# WHAT IS BEING ASKED
Drop all pictures and repeat exactly the lines from the line holding "Convert this document image to plain text." through the end of the records.
★ ★ ★ ★ ★ ★ ★
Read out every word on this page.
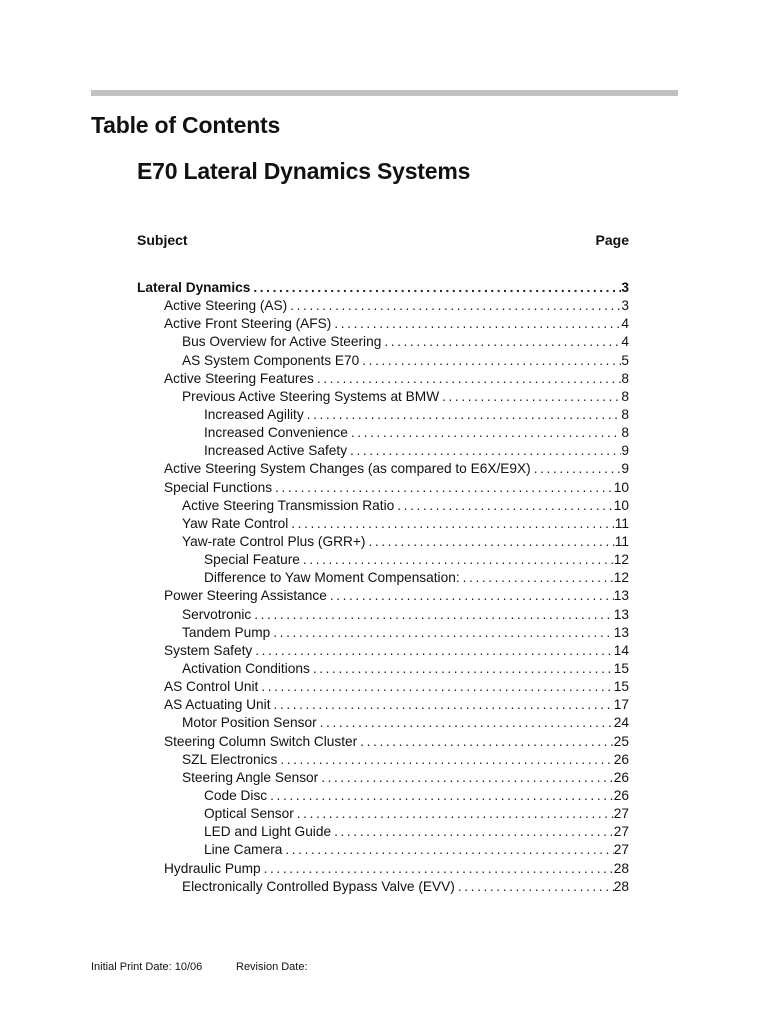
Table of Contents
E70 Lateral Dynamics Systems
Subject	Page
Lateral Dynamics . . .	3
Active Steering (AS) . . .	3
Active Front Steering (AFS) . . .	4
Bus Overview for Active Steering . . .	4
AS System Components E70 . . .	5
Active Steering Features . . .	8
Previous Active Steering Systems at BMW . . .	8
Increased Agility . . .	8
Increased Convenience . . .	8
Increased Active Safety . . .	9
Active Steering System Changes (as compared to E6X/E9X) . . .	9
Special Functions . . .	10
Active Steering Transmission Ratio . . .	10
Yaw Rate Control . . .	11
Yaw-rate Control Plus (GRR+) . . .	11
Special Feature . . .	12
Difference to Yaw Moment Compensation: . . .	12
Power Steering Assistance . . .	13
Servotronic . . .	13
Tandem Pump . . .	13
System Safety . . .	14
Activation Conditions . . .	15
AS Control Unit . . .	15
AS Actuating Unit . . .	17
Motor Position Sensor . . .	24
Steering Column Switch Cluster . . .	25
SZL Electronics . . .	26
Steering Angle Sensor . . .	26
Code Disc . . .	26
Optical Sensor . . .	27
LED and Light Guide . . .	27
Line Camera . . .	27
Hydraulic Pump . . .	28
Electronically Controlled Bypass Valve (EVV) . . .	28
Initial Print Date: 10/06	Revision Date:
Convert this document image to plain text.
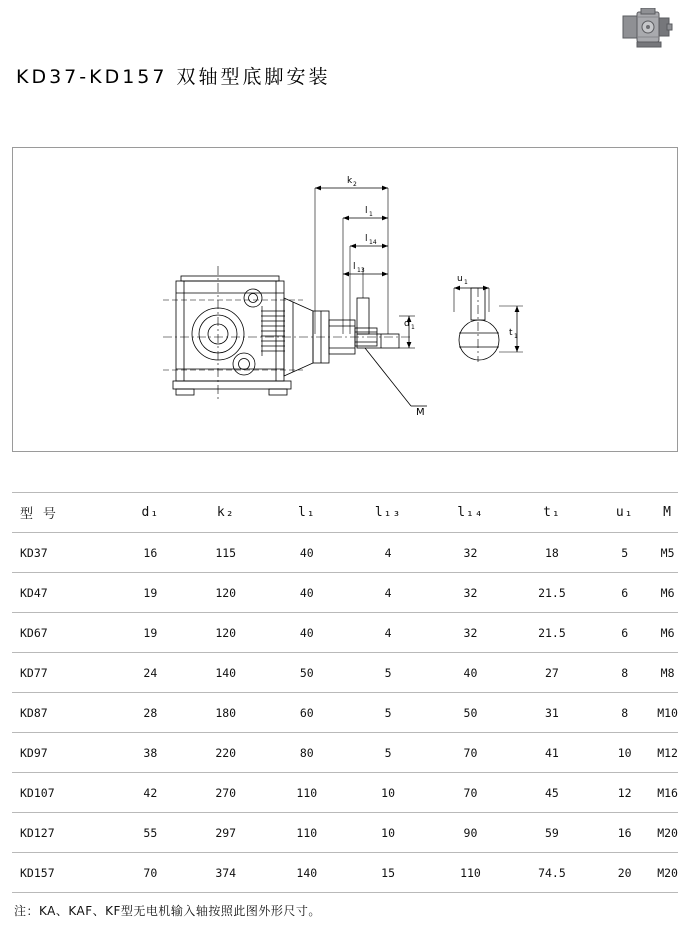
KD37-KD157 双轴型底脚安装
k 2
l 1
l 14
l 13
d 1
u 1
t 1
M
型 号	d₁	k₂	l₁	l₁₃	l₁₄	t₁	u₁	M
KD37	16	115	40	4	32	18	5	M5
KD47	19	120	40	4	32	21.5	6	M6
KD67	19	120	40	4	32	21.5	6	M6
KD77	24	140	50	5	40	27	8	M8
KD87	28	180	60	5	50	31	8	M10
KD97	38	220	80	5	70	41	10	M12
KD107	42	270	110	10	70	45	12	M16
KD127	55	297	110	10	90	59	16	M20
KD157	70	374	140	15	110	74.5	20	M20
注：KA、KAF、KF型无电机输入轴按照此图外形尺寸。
★ ★ ★ ★ ★ ★ ★
# RESPONSE
Convert this document image to plain text.
KD37-KD157 双轴型底脚安装
k 2
l 1
l 14
l 13
d 1
u 1
t 1
M
型 号	d₁	k₂	l₁	l₁₃	l₁₄	t₁	u₁	M
KD37	16	115	40	4	32	18	5	M5
KD47	19	120	40	4	32	21.5	6	M6
KD67	19	120	40	4	32	21.5	6	M6
KD77	24	140	50	5	40	27	8	M8
KD87	28	180	60	5	50	31	8	M10
KD97	38	220	80	5	70	41	10	M12
KD107	42	270	110	10	70	45	12	M16
KD127	55	297	110	10	90	59	16	M20
KD157	70	374	140	15	110	74.5	20	M20
注：KA、KAF、KF型无电机输入轴按照此图外形尺寸。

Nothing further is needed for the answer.